Written instruction: Find every line in the records below that holds the word "this", and copy it out.

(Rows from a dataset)
======

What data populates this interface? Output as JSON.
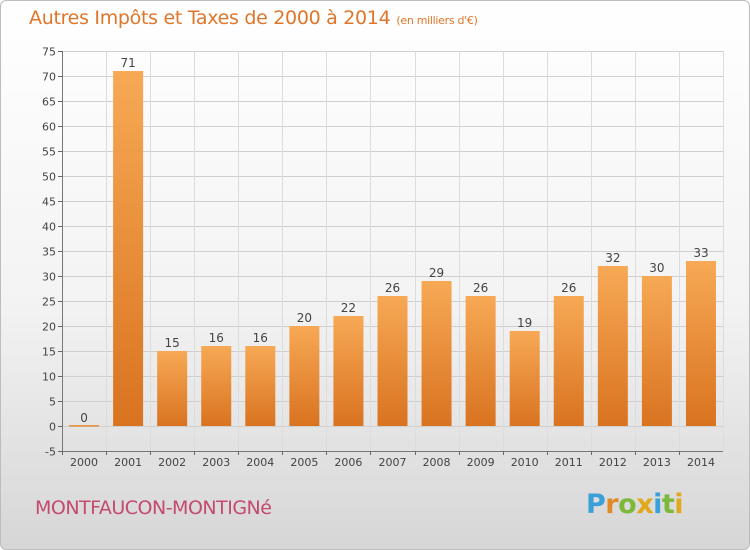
{
  "header": {
    "title": "Autres Impôts et Taxes de 2000 à 2014",
    "subtitle": "(en milliers d'€)"
  },
  "footer": {
    "city": "MONTFAUCON-MONTIGNé",
    "logo_letters": [
      {
        "char": "P",
        "color": "#3aa0d8"
      },
      {
        "char": "r",
        "color": "#e08a2a"
      },
      {
        "char": "o",
        "color": "#7cb83a"
      },
      {
        "char": "x",
        "color": "#e0a81a"
      },
      {
        "char": "i",
        "color": "#3aa0d8"
      },
      {
        "char": "t",
        "color": "#7cb83a"
      },
      {
        "char": "i",
        "color": "#e0a81a"
      }
    ]
  },
  "colors": {
    "title": "#e0762a",
    "city": "#c44a6e",
    "bar_light": "#f7a955",
    "bar_dark": "#d97320"
  },
  "chart_data": {
    "type": "bar",
    "title": "Autres Impôts et Taxes de 2000 à 2014",
    "subtitle": "(en milliers d'€)",
    "categories": [
      "2000",
      "2001",
      "2002",
      "2003",
      "2004",
      "2005",
      "2006",
      "2007",
      "2008",
      "2009",
      "2010",
      "2011",
      "2012",
      "2013",
      "2014"
    ],
    "values": [
      0,
      71,
      15,
      16,
      16,
      20,
      22,
      26,
      29,
      26,
      19,
      26,
      32,
      30,
      33
    ],
    "ylim": [
      -5,
      75
    ],
    "yticks": [
      -5,
      0,
      5,
      10,
      15,
      20,
      25,
      30,
      35,
      40,
      45,
      50,
      55,
      60,
      65,
      70,
      75
    ],
    "grid": true,
    "xlabel": "",
    "ylabel": ""
  }
}
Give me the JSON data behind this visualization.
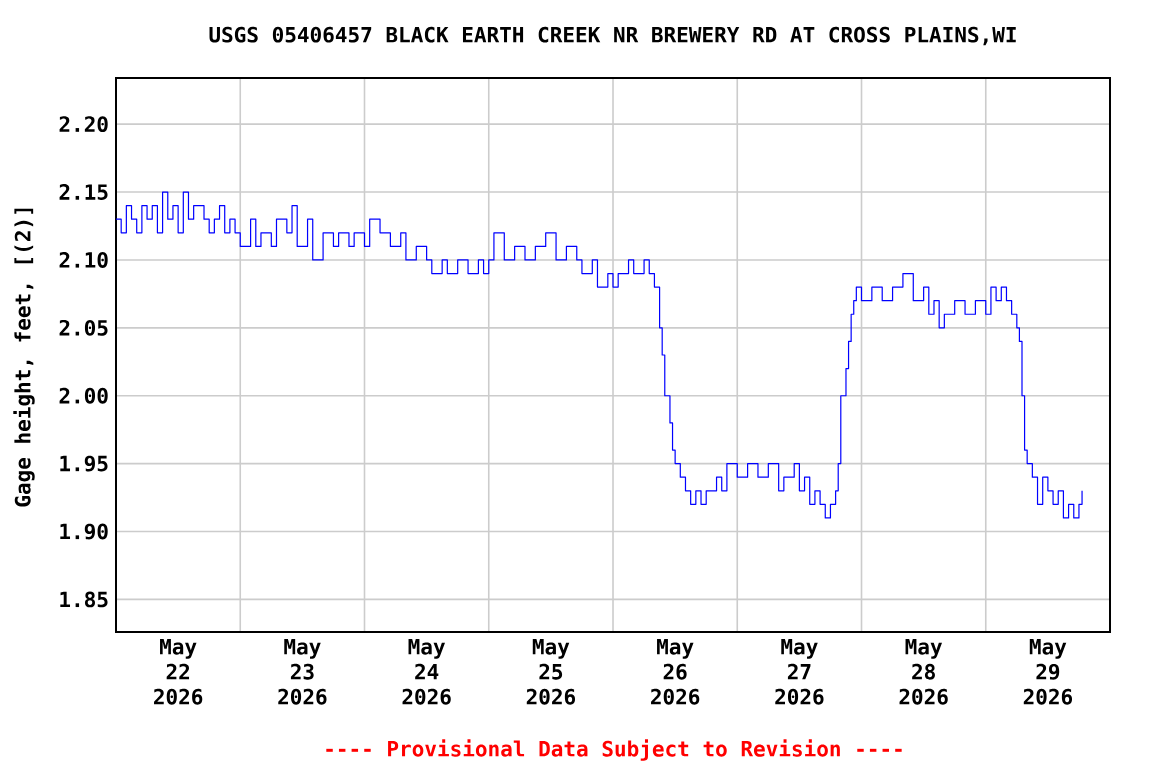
{
  "chart_data": {
    "type": "step",
    "title": "USGS 05406457 BLACK EARTH CREEK NR BREWERY RD AT CROSS PLAINS,WI",
    "ylabel": "Gage height, feet, [(2)]",
    "annotations": [
      "---- Provisional Data Subject to Revision ----"
    ],
    "xlim": [
      "2026-05-22T00:00",
      "2026-05-30T00:00"
    ],
    "ylim": [
      1.826,
      2.234
    ],
    "yticks": [
      1.85,
      {
        "value": 1.9,
        "label": "1.90"
      },
      1.95,
      {
        "value": 2.0,
        "label": "2.00"
      },
      2.05,
      {
        "value": 2.1,
        "label": "2.10"
      },
      2.15,
      {
        "value": 2.2,
        "label": "2.20"
      }
    ],
    "xticks": [
      {
        "value": "2026-05-23T00:00",
        "label": null
      },
      {
        "value": "2026-05-24T00:00",
        "label": null
      },
      {
        "value": "2026-05-25T00:00",
        "label": null
      },
      {
        "value": "2026-05-26T00:00",
        "label": null
      },
      {
        "value": "2026-05-27T00:00",
        "label": null
      },
      {
        "value": "2026-05-28T00:00",
        "label": null
      },
      {
        "value": "2026-05-29T00:00",
        "label": null
      },
      {
        "value": "2026-05-22T12:00",
        "label": "May 22 2026"
      },
      {
        "value": "2026-05-23T12:00",
        "label": "May 23 2026"
      },
      {
        "value": "2026-05-24T12:00",
        "label": "May 24 2026"
      },
      {
        "value": "2026-05-25T12:00",
        "label": "May 25 2026"
      },
      {
        "value": "2026-05-26T12:00",
        "label": "May 26 2026"
      },
      {
        "value": "2026-05-27T12:00",
        "label": "May 27 2026"
      },
      {
        "value": "2026-05-28T12:00",
        "label": "May 28 2026"
      },
      {
        "value": "2026-05-29T12:00",
        "label": "May 29 2026"
      }
    ],
    "grid": true,
    "marker": "none",
    "line_style": "solid",
    "series": [
      {
        "color": "#0000ff",
        "x": [
          "2026-05-22T00:00",
          "2026-05-22T01:00",
          "2026-05-22T02:00",
          "2026-05-22T03:00",
          "2026-05-22T04:00",
          "2026-05-22T05:00",
          "2026-05-22T06:00",
          "2026-05-22T07:00",
          "2026-05-22T08:00",
          "2026-05-22T09:00",
          "2026-05-22T10:00",
          "2026-05-22T11:00",
          "2026-05-22T12:00",
          "2026-05-22T13:00",
          "2026-05-22T14:00",
          "2026-05-22T15:00",
          "2026-05-22T16:00",
          "2026-05-22T17:00",
          "2026-05-22T18:00",
          "2026-05-22T19:00",
          "2026-05-22T20:00",
          "2026-05-22T21:00",
          "2026-05-22T22:00",
          "2026-05-22T23:00",
          "2026-05-23T00:00",
          "2026-05-23T02:00",
          "2026-05-23T03:00",
          "2026-05-23T04:00",
          "2026-05-23T06:00",
          "2026-05-23T07:00",
          "2026-05-23T09:00",
          "2026-05-23T10:00",
          "2026-05-23T11:00",
          "2026-05-23T13:00",
          "2026-05-23T14:00",
          "2026-05-23T16:00",
          "2026-05-23T18:00",
          "2026-05-23T19:00",
          "2026-05-23T21:00",
          "2026-05-23T22:00",
          "2026-05-24T00:00",
          "2026-05-24T01:00",
          "2026-05-24T03:00",
          "2026-05-24T05:00",
          "2026-05-24T07:00",
          "2026-05-24T08:00",
          "2026-05-24T10:00",
          "2026-05-24T12:00",
          "2026-05-24T13:00",
          "2026-05-24T15:00",
          "2026-05-24T16:00",
          "2026-05-24T18:00",
          "2026-05-24T20:00",
          "2026-05-24T22:00",
          "2026-05-24T23:00",
          "2026-05-25T00:00",
          "2026-05-25T01:00",
          "2026-05-25T03:00",
          "2026-05-25T05:00",
          "2026-05-25T07:00",
          "2026-05-25T09:00",
          "2026-05-25T11:00",
          "2026-05-25T13:00",
          "2026-05-25T15:00",
          "2026-05-25T17:00",
          "2026-05-25T18:00",
          "2026-05-25T20:00",
          "2026-05-25T21:00",
          "2026-05-25T23:00",
          "2026-05-26T00:00",
          "2026-05-26T01:00",
          "2026-05-26T03:00",
          "2026-05-26T04:00",
          "2026-05-26T06:00",
          "2026-05-26T07:00",
          "2026-05-26T08:00",
          "2026-05-26T09:00",
          "2026-05-26T09:30",
          "2026-05-26T10:00",
          "2026-05-26T11:00",
          "2026-05-26T11:30",
          "2026-05-26T12:00",
          "2026-05-26T13:00",
          "2026-05-26T14:00",
          "2026-05-26T15:00",
          "2026-05-26T16:00",
          "2026-05-26T17:00",
          "2026-05-26T18:00",
          "2026-05-26T20:00",
          "2026-05-26T21:00",
          "2026-05-26T22:00",
          "2026-05-27T00:00",
          "2026-05-27T02:00",
          "2026-05-27T04:00",
          "2026-05-27T06:00",
          "2026-05-27T08:00",
          "2026-05-27T09:00",
          "2026-05-27T11:00",
          "2026-05-27T12:00",
          "2026-05-27T13:00",
          "2026-05-27T14:00",
          "2026-05-27T15:00",
          "2026-05-27T16:00",
          "2026-05-27T17:00",
          "2026-05-27T18:00",
          "2026-05-27T19:00",
          "2026-05-27T19:30",
          "2026-05-27T20:00",
          "2026-05-27T21:00",
          "2026-05-27T21:30",
          "2026-05-27T22:00",
          "2026-05-27T22:30",
          "2026-05-27T23:00",
          "2026-05-28T00:00",
          "2026-05-28T02:00",
          "2026-05-28T04:00",
          "2026-05-28T06:00",
          "2026-05-28T08:00",
          "2026-05-28T10:00",
          "2026-05-28T12:00",
          "2026-05-28T13:00",
          "2026-05-28T14:00",
          "2026-05-28T15:00",
          "2026-05-28T16:00",
          "2026-05-28T18:00",
          "2026-05-28T20:00",
          "2026-05-28T22:00",
          "2026-05-29T00:00",
          "2026-05-29T01:00",
          "2026-05-29T02:00",
          "2026-05-29T03:00",
          "2026-05-29T04:00",
          "2026-05-29T05:00",
          "2026-05-29T06:00",
          "2026-05-29T06:30",
          "2026-05-29T07:00",
          "2026-05-29T07:30",
          "2026-05-29T08:00",
          "2026-05-29T09:00",
          "2026-05-29T10:00",
          "2026-05-29T11:00",
          "2026-05-29T12:00",
          "2026-05-29T13:00",
          "2026-05-29T14:00",
          "2026-05-29T15:00",
          "2026-05-29T16:00",
          "2026-05-29T17:00",
          "2026-05-29T18:00",
          "2026-05-29T18:36"
        ],
        "values": [
          2.13,
          2.12,
          2.14,
          2.13,
          2.12,
          2.14,
          2.13,
          2.14,
          2.12,
          2.15,
          2.13,
          2.14,
          2.12,
          2.15,
          2.13,
          2.14,
          2.14,
          2.13,
          2.12,
          2.13,
          2.14,
          2.12,
          2.13,
          2.12,
          2.11,
          2.13,
          2.11,
          2.12,
          2.11,
          2.13,
          2.12,
          2.14,
          2.11,
          2.13,
          2.1,
          2.12,
          2.11,
          2.12,
          2.11,
          2.12,
          2.11,
          2.13,
          2.12,
          2.11,
          2.12,
          2.1,
          2.11,
          2.1,
          2.09,
          2.1,
          2.09,
          2.1,
          2.09,
          2.1,
          2.09,
          2.1,
          2.12,
          2.1,
          2.11,
          2.1,
          2.11,
          2.12,
          2.1,
          2.11,
          2.1,
          2.09,
          2.1,
          2.08,
          2.09,
          2.08,
          2.09,
          2.1,
          2.09,
          2.1,
          2.09,
          2.08,
          2.05,
          2.03,
          2.0,
          1.98,
          1.96,
          1.95,
          1.94,
          1.93,
          1.92,
          1.93,
          1.92,
          1.93,
          1.94,
          1.93,
          1.95,
          1.94,
          1.95,
          1.94,
          1.95,
          1.93,
          1.94,
          1.95,
          1.93,
          1.94,
          1.92,
          1.93,
          1.92,
          1.91,
          1.92,
          1.93,
          1.95,
          2.0,
          2.02,
          2.04,
          2.06,
          2.07,
          2.08,
          2.07,
          2.08,
          2.07,
          2.08,
          2.09,
          2.07,
          2.08,
          2.06,
          2.07,
          2.05,
          2.06,
          2.07,
          2.06,
          2.07,
          2.06,
          2.08,
          2.07,
          2.08,
          2.07,
          2.06,
          2.05,
          2.04,
          2.0,
          1.96,
          1.95,
          1.94,
          1.92,
          1.94,
          1.93,
          1.92,
          1.93,
          1.91,
          1.92,
          1.91,
          1.92,
          1.93
        ]
      }
    ]
  }
}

======

Result of the task:
What data populates this interface? Output as JSON.
Give me the JSON data behind this visualization.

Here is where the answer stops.